Había una vez una máquina que «razonaba». O al menos, eso nos decían. Nos aseguraban que sus respuestas eran producto de una mente sintética que analizaba, pensaba y sacaba conclusiones como lo haría un ser humano. Pero si algo suena demasiado bueno para ser verdad, probablemente no lo sea.
La inteligencia artificial ha venido a instalarse en nuestra vida diaria con una promesa peligrosa: la de imitar el razonamiento humano. Desde OpenAI hasta DeepSeek, cada empresa compite por vendernos la idea de que sus modelos «piensan» y «razonan» con una profundidad comparable a la nuestra. O3-mini, por ejemplo, ha demostrado un rendimiento espectacular en pruebas de razonamiento y abstracción. Pero hay un pequeño problema: la IA no razona, al menos no como lo hacemos nosotros.
El espejismo del pensamiento
Si atendemos a la segunda definición del Diccionario de la lengua española, razonar es «ordenar y relacionar ideas para llegar a una conclusión». Suena familiar, ¿verdad? Es exactamente lo que hacen los modelos de IA. Toman una cantidad absurda de datos, los organizan y arrojan una respuesta basada en patrones previos. Pero eso no es razonamiento: es una ilusión matemática.

• • •

- _INSTRUCCIONES_:
1. Según el texto sobre la inteligencia artificial y el razonamiento, ¿por qué la definición de «razonar» del diccionario «suena familiar»? Responde en una a tres oraciones.
2. En el texto sobre la inteligencia artificial y el razonamiento, ¿qué modelo se menciona por su rendimiento espectacular en pruebas de razonamiento y abstracción?
3. Escribe la continuación del texto sobre la inteligencia artificial y el razonamiento a partir de su última oración.

- _EXTRACTOS DE DATOS_:
• • •

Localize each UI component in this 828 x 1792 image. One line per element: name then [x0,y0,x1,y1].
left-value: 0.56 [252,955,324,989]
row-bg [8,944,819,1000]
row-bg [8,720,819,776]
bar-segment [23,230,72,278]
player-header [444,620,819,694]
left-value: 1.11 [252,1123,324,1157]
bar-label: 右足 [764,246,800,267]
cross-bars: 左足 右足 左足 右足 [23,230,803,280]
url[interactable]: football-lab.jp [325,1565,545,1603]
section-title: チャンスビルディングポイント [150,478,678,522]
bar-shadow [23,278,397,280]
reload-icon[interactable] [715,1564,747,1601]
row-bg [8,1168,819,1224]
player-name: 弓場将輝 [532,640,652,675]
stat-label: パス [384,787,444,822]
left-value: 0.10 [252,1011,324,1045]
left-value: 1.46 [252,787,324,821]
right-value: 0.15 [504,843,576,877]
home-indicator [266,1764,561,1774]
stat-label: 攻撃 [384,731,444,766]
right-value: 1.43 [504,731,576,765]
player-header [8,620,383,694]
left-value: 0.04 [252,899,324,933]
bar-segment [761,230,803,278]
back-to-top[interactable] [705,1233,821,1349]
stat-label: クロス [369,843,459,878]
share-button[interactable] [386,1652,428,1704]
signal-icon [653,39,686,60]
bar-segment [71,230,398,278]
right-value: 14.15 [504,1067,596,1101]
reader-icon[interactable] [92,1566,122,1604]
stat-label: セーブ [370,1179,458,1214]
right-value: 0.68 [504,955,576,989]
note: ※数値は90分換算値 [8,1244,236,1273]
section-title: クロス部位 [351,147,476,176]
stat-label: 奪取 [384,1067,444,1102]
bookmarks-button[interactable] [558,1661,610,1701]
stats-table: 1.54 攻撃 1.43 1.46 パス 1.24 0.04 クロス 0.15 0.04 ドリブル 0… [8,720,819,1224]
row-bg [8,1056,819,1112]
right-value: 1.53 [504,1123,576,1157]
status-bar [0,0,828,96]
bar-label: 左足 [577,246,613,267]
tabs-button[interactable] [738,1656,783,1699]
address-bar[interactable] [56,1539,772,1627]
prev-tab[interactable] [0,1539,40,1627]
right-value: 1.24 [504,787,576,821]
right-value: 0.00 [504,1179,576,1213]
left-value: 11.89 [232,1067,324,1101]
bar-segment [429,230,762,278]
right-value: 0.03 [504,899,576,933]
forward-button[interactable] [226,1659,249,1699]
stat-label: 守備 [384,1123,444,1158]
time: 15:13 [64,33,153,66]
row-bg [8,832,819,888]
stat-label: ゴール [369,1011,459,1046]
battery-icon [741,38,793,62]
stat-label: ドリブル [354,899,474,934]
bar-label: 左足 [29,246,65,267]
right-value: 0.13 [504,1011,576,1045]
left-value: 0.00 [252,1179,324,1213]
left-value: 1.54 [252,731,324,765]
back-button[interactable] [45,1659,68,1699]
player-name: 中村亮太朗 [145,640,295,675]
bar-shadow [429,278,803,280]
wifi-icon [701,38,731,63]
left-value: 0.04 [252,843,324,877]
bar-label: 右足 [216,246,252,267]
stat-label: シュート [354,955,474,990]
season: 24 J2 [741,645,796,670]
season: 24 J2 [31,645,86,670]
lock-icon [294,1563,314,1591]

• • •

- _RESPUESTAS_:
1. Suena familiar porque ordenar y relacionar ideas para llegar a una conclusión es exactamente lo que hacen los modelos de IA. Estos toman una cantidad enorme de datos, los organizan y dan una respuesta basada en patrones previos.

2. O3-mini.

3.
Los seres humanos podemos identificar patrones con información limitada y extrapolarlos a situaciones completamente nuevas. Podemos dudar, improvisar, cambiar de opinión y desafiar nuestras propias conclusiones. La IA, en cambio, es un prisionero de su entrenamiento. No descubre reglas nuevas, las memoriza y las aplica. En el mejor de los casos, refina su proceso con más datos. En el peor, se atasca con problemas absurdamente simples que un niño resolvería en segundos.
La inteligencia irregular: brilla y tropieza al mismo tiempo
Un ejemplo claro de esta limitación son las pruebas ARC-AGI, diseñadas para evaluar el razonamiento abstracto. Mientras que los humanos pueden resolverlas sin esfuerzo, los modelos de IA más avanzados suelen fallar de manera estrepitosa. ¿Por qué? Porque su capacidad para generalizar es mucho más frágil de lo que nos hacen creer. Son genios en cálculos y análisis de datos, pero torpes en tareas básicas que requieren intuición.
Esto es lo que Shannon Vallor, de la Universidad de Edimburgo, llama «inteligencia irregular». La IA puede resolver problemas de enorme complejidad, pero también puede quedar en ridículo con una pregunta elemental. La diferencia entre un humano y un chatbot no es solo de capacidad, sino de naturaleza. Nosotros comprendemos. Ellos imitan.
Cuando la mentira se hace costumbre
El problema no es solo técnico. Es filosófico y social. Nos están vendiendo una historia en la que la IA se acerca cada vez más a la inteligencia humana, y la línea entre máquina y persona comienza a desdibujarse. Pero si seguimos llamando «razonamiento» a un algoritmo que ordena datos y escupe respuestas, estamos diluyendo el significado de pensar.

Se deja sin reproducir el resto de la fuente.